**Material for the task**
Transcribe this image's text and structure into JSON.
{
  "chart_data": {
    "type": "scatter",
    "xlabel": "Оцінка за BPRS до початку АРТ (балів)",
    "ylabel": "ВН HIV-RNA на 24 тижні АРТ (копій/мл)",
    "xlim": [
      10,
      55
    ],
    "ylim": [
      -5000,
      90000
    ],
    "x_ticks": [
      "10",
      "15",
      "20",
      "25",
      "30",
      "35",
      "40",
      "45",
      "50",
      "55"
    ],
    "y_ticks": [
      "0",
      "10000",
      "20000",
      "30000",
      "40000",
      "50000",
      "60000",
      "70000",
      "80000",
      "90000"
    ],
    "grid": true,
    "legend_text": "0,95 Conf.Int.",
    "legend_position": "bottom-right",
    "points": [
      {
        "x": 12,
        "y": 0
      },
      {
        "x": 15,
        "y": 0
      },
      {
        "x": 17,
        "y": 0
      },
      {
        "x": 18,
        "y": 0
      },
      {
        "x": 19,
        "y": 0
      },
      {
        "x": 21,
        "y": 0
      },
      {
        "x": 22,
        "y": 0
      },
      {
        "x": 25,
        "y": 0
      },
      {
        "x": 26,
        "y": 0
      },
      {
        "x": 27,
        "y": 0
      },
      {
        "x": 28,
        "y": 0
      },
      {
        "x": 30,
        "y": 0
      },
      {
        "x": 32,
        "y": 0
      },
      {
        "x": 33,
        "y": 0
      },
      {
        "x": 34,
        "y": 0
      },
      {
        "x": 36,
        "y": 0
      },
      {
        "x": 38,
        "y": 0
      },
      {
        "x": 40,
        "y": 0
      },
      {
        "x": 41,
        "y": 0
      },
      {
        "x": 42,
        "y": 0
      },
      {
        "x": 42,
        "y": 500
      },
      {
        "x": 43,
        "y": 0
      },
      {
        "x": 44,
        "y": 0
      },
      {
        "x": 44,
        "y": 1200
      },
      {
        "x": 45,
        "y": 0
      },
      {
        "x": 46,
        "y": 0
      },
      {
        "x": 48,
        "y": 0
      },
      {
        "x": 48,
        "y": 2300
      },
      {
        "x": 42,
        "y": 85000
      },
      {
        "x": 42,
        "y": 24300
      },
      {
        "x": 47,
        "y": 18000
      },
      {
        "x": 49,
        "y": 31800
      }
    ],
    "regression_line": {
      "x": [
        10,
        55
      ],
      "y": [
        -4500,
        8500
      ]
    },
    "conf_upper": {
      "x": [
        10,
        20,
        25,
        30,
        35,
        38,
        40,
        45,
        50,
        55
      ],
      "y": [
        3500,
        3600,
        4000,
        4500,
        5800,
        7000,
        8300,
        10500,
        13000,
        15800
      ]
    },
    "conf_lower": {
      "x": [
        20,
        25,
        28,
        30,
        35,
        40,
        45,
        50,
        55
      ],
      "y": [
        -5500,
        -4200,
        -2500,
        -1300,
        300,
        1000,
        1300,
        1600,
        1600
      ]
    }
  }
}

**Exercise details**
Repeat every record exactly as written, please.

**Written response**
Transcribe this image's text and structure into JSON.
{
  "chart_data": {
    "type": "scatter",
    "xlabel": "Оцінка за BPRS до початку АРТ (балів)",
    "ylabel": "ВН HIV-RNA на 24 тижні АРТ (копій/мл)",
    "xlim": [
      10,
      55
    ],
    "ylim": [
      -5000,
      90000
    ],
    "x_ticks": [
      "10",
      "15",
      "20",
      "25",
      "30",
      "35",
      "40",
      "45",
      "50",
      "55"
    ],
    "y_ticks": [
      "0",
      "10000",
      "20000",
      "30000",
      "40000",
      "50000",
      "60000",
      "70000",
      "80000",
      "90000"
    ],
    "grid": true,
    "legend_text": "0,95 Conf.Int.",
    "legend_position": "bottom-right",
    "points": [
      {
        "x": 12,
        "y": 0
      },
      {
        "x": 15,
        "y": 0
      },
      {
        "x": 17,
        "y": 0
      },
      {
        "x": 18,
        "y": 0
      },
      {
        "x": 19,
        "y": 0
      },
      {
        "x": 21,
        "y": 0
      },
      {
        "x": 22,
        "y": 0
      },
      {
        "x": 25,
        "y": 0
      },
      {
        "x": 26,
        "y": 0
      },
      {
        "x": 27,
        "y": 0
      },
      {
        "x": 28,
        "y": 0
      },
      {
        "x": 30,
        "y": 0
      },
      {
        "x": 32,
        "y": 0
      },
      {
        "x": 33,
        "y": 0
      },
      {
        "x": 34,
        "y": 0
      },
      {
        "x": 36,
        "y": 0
      },
      {
        "x": 38,
        "y": 0
      },
      {
        "x": 40,
        "y": 0
      },
      {
        "x": 41,
        "y": 0
      },
      {
        "x": 42,
        "y": 0
      },
      {
        "x": 42,
        "y": 500
      },
      {
        "x": 43,
        "y": 0
      },
      {
        "x": 44,
        "y": 0
      },
      {
        "x": 44,
        "y": 1200
      },
      {
        "x": 45,
        "y": 0
      },
      {
        "x": 46,
        "y": 0
      },
      {
        "x": 48,
        "y": 0
      },
      {
        "x": 48,
        "y": 2300
      },
      {
        "x": 42,
        "y": 85000
      },
      {
        "x": 42,
        "y": 24300
      },
      {
        "x": 47,
        "y": 18000
      },
      {
        "x": 49,
        "y": 31800
      }
    ],
    "regression_line": {
      "x": [
        10,
        55
      ],
      "y": [
        -4500,
        8500
      ]
    },
    "conf_upper": {
      "x": [
        10,
        20,
        25,
        30,
        35,
        38,
        40,
        45,
        50,
        55
      ],
      "y": [
        3500,
        3600,
        4000,
        4500,
        5800,
        7000,
        8300,
        10500,
        13000,
        15800
      ]
    },
    "conf_lower": {
      "x": [
        20,
        25,
        28,
        30,
        35,
        40,
        45,
        50,
        55
      ],
      "y": [
        -5500,
        -4200,
        -2500,
        -1300,
        300,
        1000,
        1300,
        1600,
        1600
      ]
    }
  }
}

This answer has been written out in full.